TO DO.
Compile every line that includes the word "color".

ROWS.
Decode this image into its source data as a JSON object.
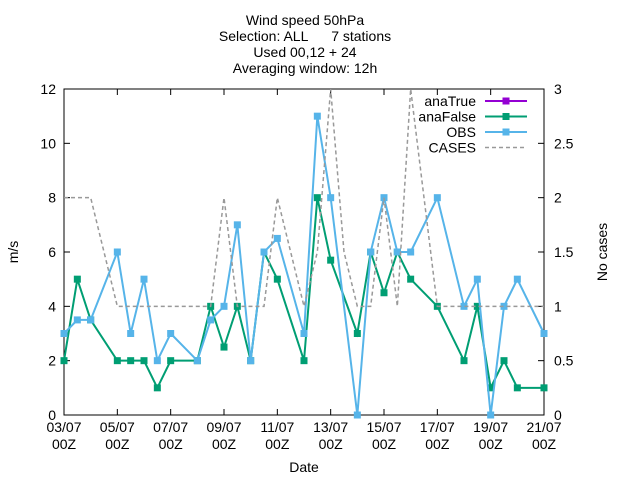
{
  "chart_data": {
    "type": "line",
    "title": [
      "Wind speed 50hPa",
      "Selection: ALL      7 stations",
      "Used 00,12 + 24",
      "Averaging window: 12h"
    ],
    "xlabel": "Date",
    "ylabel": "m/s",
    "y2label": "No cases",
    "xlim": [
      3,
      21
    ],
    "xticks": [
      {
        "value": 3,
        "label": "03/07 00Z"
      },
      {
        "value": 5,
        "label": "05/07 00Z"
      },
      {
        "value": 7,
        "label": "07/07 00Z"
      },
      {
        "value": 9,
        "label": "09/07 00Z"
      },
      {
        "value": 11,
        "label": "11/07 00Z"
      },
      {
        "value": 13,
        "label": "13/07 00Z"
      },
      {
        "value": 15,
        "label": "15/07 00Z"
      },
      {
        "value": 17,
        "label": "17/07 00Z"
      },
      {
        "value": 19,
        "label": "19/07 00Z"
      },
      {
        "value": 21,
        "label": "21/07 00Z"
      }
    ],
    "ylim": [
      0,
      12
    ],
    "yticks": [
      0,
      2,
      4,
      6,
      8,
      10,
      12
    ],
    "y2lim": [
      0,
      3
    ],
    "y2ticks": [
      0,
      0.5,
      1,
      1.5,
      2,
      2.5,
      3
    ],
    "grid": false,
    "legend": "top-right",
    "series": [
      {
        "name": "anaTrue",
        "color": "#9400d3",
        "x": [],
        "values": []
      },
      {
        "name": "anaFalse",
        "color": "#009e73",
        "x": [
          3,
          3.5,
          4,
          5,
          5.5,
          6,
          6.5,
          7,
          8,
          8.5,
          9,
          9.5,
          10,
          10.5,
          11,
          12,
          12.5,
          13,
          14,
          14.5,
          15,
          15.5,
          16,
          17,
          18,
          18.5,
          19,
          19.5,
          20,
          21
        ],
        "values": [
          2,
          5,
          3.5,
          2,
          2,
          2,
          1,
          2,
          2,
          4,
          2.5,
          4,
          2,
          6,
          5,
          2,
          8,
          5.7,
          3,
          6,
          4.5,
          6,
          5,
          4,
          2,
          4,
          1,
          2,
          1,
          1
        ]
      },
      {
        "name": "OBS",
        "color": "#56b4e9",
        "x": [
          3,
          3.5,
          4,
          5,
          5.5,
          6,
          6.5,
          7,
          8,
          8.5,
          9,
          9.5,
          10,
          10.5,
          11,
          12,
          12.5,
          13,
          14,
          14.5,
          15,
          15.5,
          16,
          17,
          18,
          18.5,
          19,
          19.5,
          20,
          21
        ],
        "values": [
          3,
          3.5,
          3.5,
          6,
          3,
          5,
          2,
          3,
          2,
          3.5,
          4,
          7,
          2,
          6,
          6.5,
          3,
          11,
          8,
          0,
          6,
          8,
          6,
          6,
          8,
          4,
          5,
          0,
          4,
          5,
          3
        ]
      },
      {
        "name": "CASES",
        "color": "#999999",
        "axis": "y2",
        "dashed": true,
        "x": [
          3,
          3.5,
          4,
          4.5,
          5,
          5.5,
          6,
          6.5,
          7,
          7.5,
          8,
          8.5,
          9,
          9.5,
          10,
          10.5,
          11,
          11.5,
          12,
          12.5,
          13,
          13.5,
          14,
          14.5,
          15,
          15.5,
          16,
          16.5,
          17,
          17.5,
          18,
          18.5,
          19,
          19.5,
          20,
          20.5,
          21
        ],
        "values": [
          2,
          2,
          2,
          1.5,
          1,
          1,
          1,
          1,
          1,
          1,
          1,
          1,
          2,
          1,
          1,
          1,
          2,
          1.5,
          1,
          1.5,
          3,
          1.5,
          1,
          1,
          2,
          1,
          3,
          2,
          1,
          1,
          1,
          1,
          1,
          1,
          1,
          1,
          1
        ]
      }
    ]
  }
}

ANSWER.
        "color": "#9400d3",
        "color": "#009e73",
        "color": "#56b4e9",
        "color": "#999999",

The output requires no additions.